• **Exercise brief**: Could you output each line of the data that follows exactly?

• **Data listing**:

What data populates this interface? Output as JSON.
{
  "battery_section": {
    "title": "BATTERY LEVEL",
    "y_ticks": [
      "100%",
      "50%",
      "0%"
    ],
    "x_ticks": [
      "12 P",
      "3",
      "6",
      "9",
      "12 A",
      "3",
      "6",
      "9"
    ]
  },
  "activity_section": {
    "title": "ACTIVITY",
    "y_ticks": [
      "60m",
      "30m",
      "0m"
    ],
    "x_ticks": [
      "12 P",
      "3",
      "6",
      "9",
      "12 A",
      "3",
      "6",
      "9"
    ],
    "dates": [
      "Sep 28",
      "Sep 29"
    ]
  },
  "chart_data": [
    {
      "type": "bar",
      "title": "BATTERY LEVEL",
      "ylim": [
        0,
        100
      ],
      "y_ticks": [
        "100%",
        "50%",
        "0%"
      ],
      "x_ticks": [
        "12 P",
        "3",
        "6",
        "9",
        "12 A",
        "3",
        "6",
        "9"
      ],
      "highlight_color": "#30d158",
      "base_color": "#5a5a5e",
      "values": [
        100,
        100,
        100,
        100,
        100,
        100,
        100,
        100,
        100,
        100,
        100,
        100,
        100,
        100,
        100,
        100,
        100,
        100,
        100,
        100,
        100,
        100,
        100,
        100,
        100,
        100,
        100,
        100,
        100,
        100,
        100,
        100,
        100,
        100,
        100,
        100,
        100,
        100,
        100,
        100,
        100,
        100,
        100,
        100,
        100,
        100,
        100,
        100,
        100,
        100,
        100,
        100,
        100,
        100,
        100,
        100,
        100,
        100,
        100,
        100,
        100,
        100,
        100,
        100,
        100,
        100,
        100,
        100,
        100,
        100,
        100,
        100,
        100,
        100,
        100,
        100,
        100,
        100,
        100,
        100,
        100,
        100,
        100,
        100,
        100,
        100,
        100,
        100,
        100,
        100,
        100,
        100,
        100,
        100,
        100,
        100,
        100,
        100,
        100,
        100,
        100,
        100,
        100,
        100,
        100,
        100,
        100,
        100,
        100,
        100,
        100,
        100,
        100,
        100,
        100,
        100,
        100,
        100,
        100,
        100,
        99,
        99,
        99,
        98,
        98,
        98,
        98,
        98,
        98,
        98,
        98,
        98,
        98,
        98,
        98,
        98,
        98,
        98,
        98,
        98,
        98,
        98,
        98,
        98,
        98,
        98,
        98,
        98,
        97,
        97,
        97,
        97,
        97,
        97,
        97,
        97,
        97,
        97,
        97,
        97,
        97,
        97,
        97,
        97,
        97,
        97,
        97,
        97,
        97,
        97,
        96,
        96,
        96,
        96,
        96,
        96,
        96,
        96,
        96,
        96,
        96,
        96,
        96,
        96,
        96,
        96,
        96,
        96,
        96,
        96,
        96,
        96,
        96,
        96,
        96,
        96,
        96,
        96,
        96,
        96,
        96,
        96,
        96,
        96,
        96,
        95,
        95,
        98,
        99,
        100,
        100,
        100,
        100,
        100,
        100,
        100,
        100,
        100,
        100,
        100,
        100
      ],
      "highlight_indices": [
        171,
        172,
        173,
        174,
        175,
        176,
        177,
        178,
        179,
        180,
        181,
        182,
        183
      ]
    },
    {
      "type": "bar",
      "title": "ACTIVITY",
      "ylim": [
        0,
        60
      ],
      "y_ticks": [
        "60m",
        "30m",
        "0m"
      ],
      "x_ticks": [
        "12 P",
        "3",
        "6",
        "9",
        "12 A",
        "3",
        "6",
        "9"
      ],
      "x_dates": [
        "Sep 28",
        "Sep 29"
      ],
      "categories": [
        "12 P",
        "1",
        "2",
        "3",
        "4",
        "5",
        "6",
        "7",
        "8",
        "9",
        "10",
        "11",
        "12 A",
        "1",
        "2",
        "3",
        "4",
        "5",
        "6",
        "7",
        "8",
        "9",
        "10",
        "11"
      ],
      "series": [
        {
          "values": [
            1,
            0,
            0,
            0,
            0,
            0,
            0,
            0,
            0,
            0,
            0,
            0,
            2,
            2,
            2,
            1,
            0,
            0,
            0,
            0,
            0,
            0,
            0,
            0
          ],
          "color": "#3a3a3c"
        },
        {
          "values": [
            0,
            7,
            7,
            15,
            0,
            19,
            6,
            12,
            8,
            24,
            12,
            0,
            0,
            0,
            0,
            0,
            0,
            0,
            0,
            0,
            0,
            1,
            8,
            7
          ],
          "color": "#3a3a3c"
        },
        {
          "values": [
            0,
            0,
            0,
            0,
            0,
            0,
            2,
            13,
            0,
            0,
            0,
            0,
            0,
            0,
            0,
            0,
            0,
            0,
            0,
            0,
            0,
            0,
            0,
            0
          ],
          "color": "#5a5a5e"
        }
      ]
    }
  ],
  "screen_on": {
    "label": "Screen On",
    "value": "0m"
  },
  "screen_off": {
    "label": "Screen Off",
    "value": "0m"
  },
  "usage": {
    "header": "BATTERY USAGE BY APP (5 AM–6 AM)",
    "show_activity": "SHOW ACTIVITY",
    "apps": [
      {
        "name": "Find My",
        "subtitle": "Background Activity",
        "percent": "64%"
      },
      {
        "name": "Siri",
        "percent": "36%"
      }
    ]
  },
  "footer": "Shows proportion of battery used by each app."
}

• **Written answer**:
What data populates this interface? Output as JSON.
{
  "battery_section": {
    "title": "BATTERY LEVEL",
    "y_ticks": [
      "100%",
      "50%",
      "0%"
    ],
    "x_ticks": [
      "12 P",
      "3",
      "6",
      "9",
      "12 A",
      "3",
      "6",
      "9"
    ]
  },
  "activity_section": {
    "title": "ACTIVITY",
    "y_ticks": [
      "60m",
      "30m",
      "0m"
    ],
    "x_ticks": [
      "12 P",
      "3",
      "6",
      "9",
      "12 A",
      "3",
      "6",
      "9"
    ],
    "dates": [
      "Sep 28",
      "Sep 29"
    ]
  },
  "chart_data": [
    {
      "type": "bar",
      "title": "BATTERY LEVEL",
      "ylim": [
        0,
        100
      ],
      "y_ticks": [
        "100%",
        "50%",
        "0%"
      ],
      "x_ticks": [
        "12 P",
        "3",
        "6",
        "9",
        "12 A",
        "3",
        "6",
        "9"
      ],
      "highlight_color": "#30d158",
      "base_color": "#5a5a5e",
      "values": [
        100,
        100,
        100,
        100,
        100,
        100,
        100,
        100,
        100,
        100,
        100,
        100,
        100,
        100,
        100,
        100,
        100,
        100,
        100,
        100,
        100,
        100,
        100,
        100,
        100,
        100,
        100,
        100,
        100,
        100,
        100,
        100,
        100,
        100,
        100,
        100,
        100,
        100,
        100,
        100,
        100,
        100,
        100,
        100,
        100,
        100,
        100,
        100,
        100,
        100,
        100,
        100,
        100,
        100,
        100,
        100,
        100,
        100,
        100,
        100,
        100,
        100,
        100,
        100,
        100,
        100,
        100,
        100,
        100,
        100,
        100,
        100,
        100,
        100,
        100,
        100,
        100,
        100,
        100,
        100,
        100,
        100,
        100,
        100,
        100,
        100,
        100,
        100,
        100,
        100,
        100,
        100,
        100,
        100,
        100,
        100,
        100,
        100,
        100,
        100,
        100,
        100,
        100,
        100,
        100,
        100,
        100,
        100,
        100,
        100,
        100,
        100,
        100,
        100,
        100,
        100,
        100,
        100,
        100,
        100,
        99,
        99,
        99,
        98,
        98,
        98,
        98,
        98,
        98,
        98,
        98,
        98,
        98,
        98,
        98,
        98,
        98,
        98,
        98,
        98,
        98,
        98,
        98,
        98,
        98,
        98,
        98,
        98,
        97,
        97,
        97,
        97,
        97,
        97,
        97,
        97,
        97,
        97,
        97,
        97,
        97,
        97,
        97,
        97,
        97,
        97,
        97,
        97,
        97,
        97,
        96,
        96,
        96,
        96,
        96,
        96,
        96,
        96,
        96,
        96,
        96,
        96,
        96,
        96,
        96,
        96,
        96,
        96,
        96,
        96,
        96,
        96,
        96,
        96,
        96,
        96,
        96,
        96,
        96,
        96,
        96,
        96,
        96,
        96,
        96,
        95,
        95,
        98,
        99,
        100,
        100,
        100,
        100,
        100,
        100,
        100,
        100,
        100,
        100,
        100,
        100
      ],
      "highlight_indices": [
        171,
        172,
        173,
        174,
        175,
        176,
        177,
        178,
        179,
        180,
        181,
        182,
        183
      ]
    },
    {
      "type": "bar",
      "title": "ACTIVITY",
      "ylim": [
        0,
        60
      ],
      "y_ticks": [
        "60m",
        "30m",
        "0m"
      ],
      "x_ticks": [
        "12 P",
        "3",
        "6",
        "9",
        "12 A",
        "3",
        "6",
        "9"
      ],
      "x_dates": [
        "Sep 28",
        "Sep 29"
      ],
      "categories": [
        "12 P",
        "1",
        "2",
        "3",
        "4",
        "5",
        "6",
        "7",
        "8",
        "9",
        "10",
        "11",
        "12 A",
        "1",
        "2",
        "3",
        "4",
        "5",
        "6",
        "7",
        "8",
        "9",
        "10",
        "11"
      ],
      "series": [
        {
          "values": [
            1,
            0,
            0,
            0,
            0,
            0,
            0,
            0,
            0,
            0,
            0,
            0,
            2,
            2,
            2,
            1,
            0,
            0,
            0,
            0,
            0,
            0,
            0,
            0
          ],
          "color": "#3a3a3c"
        },
        {
          "values": [
            0,
            7,
            7,
            15,
            0,
            19,
            6,
            12,
            8,
            24,
            12,
            0,
            0,
            0,
            0,
            0,
            0,
            0,
            0,
            0,
            0,
            1,
            8,
            7
          ],
          "color": "#3a3a3c"
        },
        {
          "values": [
            0,
            0,
            0,
            0,
            0,
            0,
            2,
            13,
            0,
            0,
            0,
            0,
            0,
            0,
            0,
            0,
            0,
            0,
            0,
            0,
            0,
            0,
            0,
            0
          ],
          "color": "#5a5a5e"
        }
      ]
    }
  ],
  "screen_on": {
    "label": "Screen On",
    "value": "0m"
  },
  "screen_off": {
    "label": "Screen Off",
    "value": "0m"
  },
  "usage": {
    "header": "BATTERY USAGE BY APP (5 AM–6 AM)",
    "show_activity": "SHOW ACTIVITY",
    "apps": [
      {
        "name": "Find My",
        "subtitle": "Background Activity",
        "percent": "64%"
      },
      {
        "name": "Siri",
        "percent": "36%"
      }
    ]
  },
  "footer": "Shows proportion of battery used by each app."
}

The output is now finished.